TASK PROMPT :: In the entries below, identify every line with the string "Mobile" and copy it.

RECORDED DATA ::
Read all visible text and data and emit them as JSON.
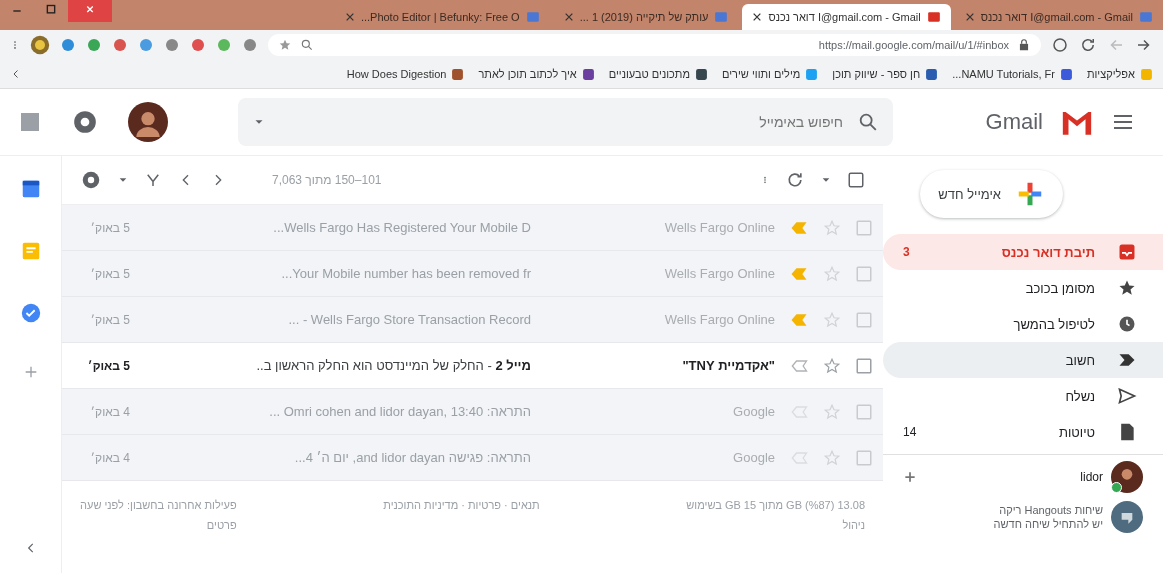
{
  "browser": {
    "tabs": [
      {
        "title": "I@gmail.com - Gmail דואר נכנס",
        "selected": false
      },
      {
        "title": "I@gmail.com - Gmail דואר נכנס",
        "selected": true
      },
      {
        "title": "עותק של תיקייה (2019) 1 ...",
        "selected": false
      },
      {
        "title": "Photo Editor | Befunky: Free O...",
        "selected": false
      }
    ],
    "url": "https://mail.google.com/mail/u/1/#inbox",
    "bookmarks": [
      "אפליקציות",
      "NAMU Tutorials, Fr...",
      "חן ספר - שיווק תוכן",
      "מילים ותווי שירים",
      "מתכונים טבעוניים",
      "איך לכתוב תוכן לאתר",
      "How Does Digestion"
    ]
  },
  "gmail": {
    "logo": "Gmail",
    "search": {
      "placeholder": "חיפוש באימייל"
    },
    "compose": "אימייל חדש",
    "nav": [
      {
        "label": "תיבת דואר נכנס",
        "count": "3",
        "selected": true,
        "hover": false
      },
      {
        "label": "מסומן בכוכב",
        "selected": false,
        "hover": false
      },
      {
        "label": "לטיפול בהמשך",
        "selected": false,
        "hover": false
      },
      {
        "label": "חשוב",
        "selected": false,
        "hover": true
      },
      {
        "label": "נשלח",
        "selected": false,
        "hover": false
      },
      {
        "label": "טיוטות",
        "count": "14",
        "selected": false,
        "hover": false
      }
    ],
    "hangouts": {
      "user": "lidor",
      "contact": "שיחות Hangouts ריקה",
      "hint": "יש להתחיל שיחה חדשה"
    },
    "pagination": "101–150 מתוך 7,063",
    "rows": [
      {
        "sender": "Wells Fargo Online",
        "subject": "Wells Fargo Has Registered Your Mobile D...",
        "date": "5 באוק׳",
        "important": true,
        "unread": false,
        "starred": false
      },
      {
        "sender": "Wells Fargo Online",
        "subject": "Your Mobile number has been removed fr...",
        "date": "5 באוק׳",
        "important": true,
        "unread": false,
        "starred": false
      },
      {
        "sender": "Wells Fargo Online",
        "subject": "Wells Fargo Store Transaction Record - ...",
        "date": "5 באוק׳",
        "important": true,
        "unread": false,
        "starred": false
      },
      {
        "sender": "\"אקדמיית TNY\"",
        "subject": "מייל 2",
        "snippet": " - החלק של המיינדסט הוא החלק הראשון ב..",
        "date": "5 באוק׳",
        "important": false,
        "unread": true,
        "starred": false
      },
      {
        "sender": "Google",
        "subject": "התראה: Omri cohen and lidor dayan, 13:40 ...",
        "date": "4 באוק׳",
        "important": false,
        "unread": false,
        "starred": false
      },
      {
        "sender": "Google",
        "subject": "התראה: פגישה and lidor dayan, יום ה׳ 4...",
        "date": "4 באוק׳",
        "important": false,
        "unread": false,
        "starred": false
      }
    ],
    "footer": {
      "storage": "13.08 GB (%87) מתוך 15 GB בשימוש",
      "manage": "ניהול",
      "links": "תנאים · פרטיות · מדיניות התוכנית",
      "activity": "פעילות אחרונה בחשבון: לפני שעה",
      "details": "פרטים"
    }
  }
}
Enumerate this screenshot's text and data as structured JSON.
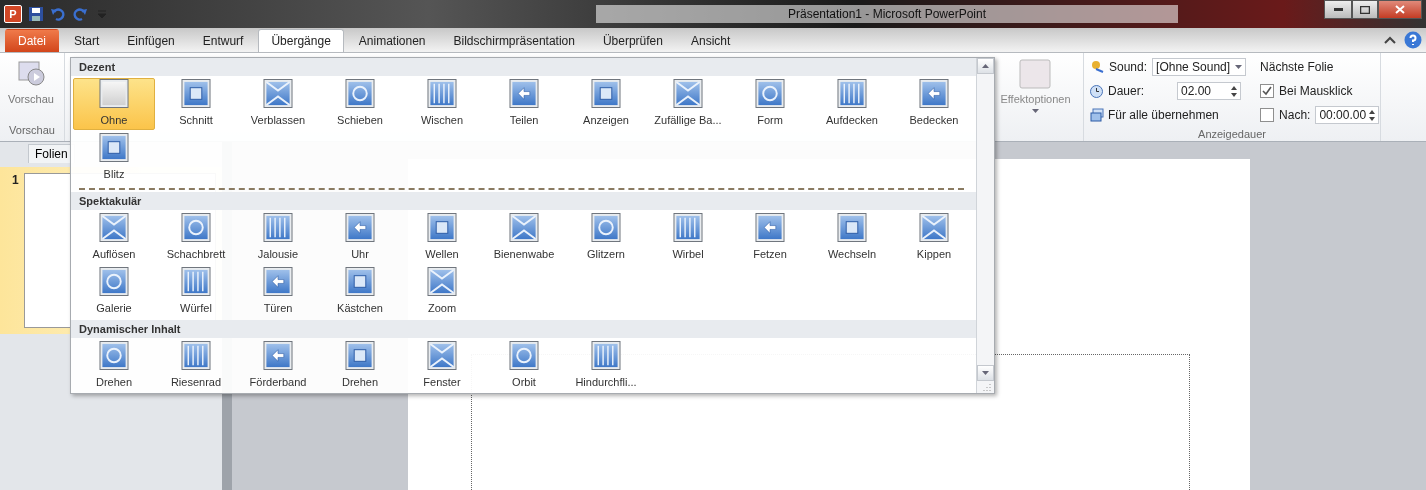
{
  "window": {
    "title": "Präsentation1 - Microsoft PowerPoint",
    "app_letter": "P"
  },
  "tabs": [
    {
      "label": "Datei",
      "kind": "file",
      "selected": false
    },
    {
      "label": "Start",
      "kind": "tab",
      "selected": false
    },
    {
      "label": "Einfügen",
      "kind": "tab",
      "selected": false
    },
    {
      "label": "Entwurf",
      "kind": "tab",
      "selected": false
    },
    {
      "label": "Übergänge",
      "kind": "tab",
      "selected": true
    },
    {
      "label": "Animationen",
      "kind": "tab",
      "selected": false
    },
    {
      "label": "Bildschirmpräsentation",
      "kind": "tab",
      "selected": false
    },
    {
      "label": "Überprüfen",
      "kind": "tab",
      "selected": false
    },
    {
      "label": "Ansicht",
      "kind": "tab",
      "selected": false
    }
  ],
  "ribbon": {
    "preview": {
      "button": "Vorschau",
      "group": "Vorschau"
    },
    "effect_options": {
      "label": "Effektoptionen",
      "disabled": true
    },
    "timing": {
      "group": "Anzeigedauer",
      "sound_label": "Sound:",
      "sound_value": "[Ohne Sound]",
      "duration_label": "Dauer:",
      "duration_value": "02.00",
      "apply_all": "Für alle übernehmen",
      "next_slide": {
        "heading": "Nächste Folie",
        "on_click": {
          "label": "Bei Mausklick",
          "checked": true
        },
        "after": {
          "label": "Nach:",
          "checked": false,
          "value": "00:00.00"
        }
      }
    }
  },
  "slides_pane": {
    "tab": "Folien",
    "slides": [
      {
        "number": "1",
        "selected": true
      }
    ]
  },
  "gallery": {
    "sections": [
      {
        "title": "Dezent",
        "items": [
          {
            "label": "Ohne",
            "selected": true
          },
          {
            "label": "Schnitt",
            "selected": false
          },
          {
            "label": "Verblassen",
            "selected": false
          },
          {
            "label": "Schieben",
            "selected": false
          },
          {
            "label": "Wischen",
            "selected": false
          },
          {
            "label": "Teilen",
            "selected": false
          },
          {
            "label": "Anzeigen",
            "selected": false
          },
          {
            "label": "Zufällige Ba...",
            "selected": false
          },
          {
            "label": "Form",
            "selected": false
          },
          {
            "label": "Aufdecken",
            "selected": false
          },
          {
            "label": "Bedecken",
            "selected": false
          },
          {
            "label": "Blitz",
            "selected": false
          }
        ]
      },
      {
        "title": "Spektakulär",
        "items": [
          {
            "label": "Auflösen",
            "selected": false
          },
          {
            "label": "Schachbrett",
            "selected": false
          },
          {
            "label": "Jalousie",
            "selected": false
          },
          {
            "label": "Uhr",
            "selected": false
          },
          {
            "label": "Wellen",
            "selected": false
          },
          {
            "label": "Bienenwabe",
            "selected": false
          },
          {
            "label": "Glitzern",
            "selected": false
          },
          {
            "label": "Wirbel",
            "selected": false
          },
          {
            "label": "Fetzen",
            "selected": false
          },
          {
            "label": "Wechseln",
            "selected": false
          },
          {
            "label": "Kippen",
            "selected": false
          },
          {
            "label": "Galerie",
            "selected": false
          },
          {
            "label": "Würfel",
            "selected": false
          },
          {
            "label": "Türen",
            "selected": false
          },
          {
            "label": "Kästchen",
            "selected": false
          },
          {
            "label": "Zoom",
            "selected": false
          }
        ]
      },
      {
        "title": "Dynamischer Inhalt",
        "items": [
          {
            "label": "Drehen",
            "selected": false
          },
          {
            "label": "Riesenrad",
            "selected": false
          },
          {
            "label": "Förderband",
            "selected": false
          },
          {
            "label": "Drehen",
            "selected": false
          },
          {
            "label": "Fenster",
            "selected": false
          },
          {
            "label": "Orbit",
            "selected": false
          },
          {
            "label": "Hindurchfli...",
            "selected": false
          }
        ]
      }
    ]
  }
}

RESPONSE ::
        "subject": "Wells Fargo Has Registered Your Mobile D...",
        "subject": "Your Mobile number has been removed fr...",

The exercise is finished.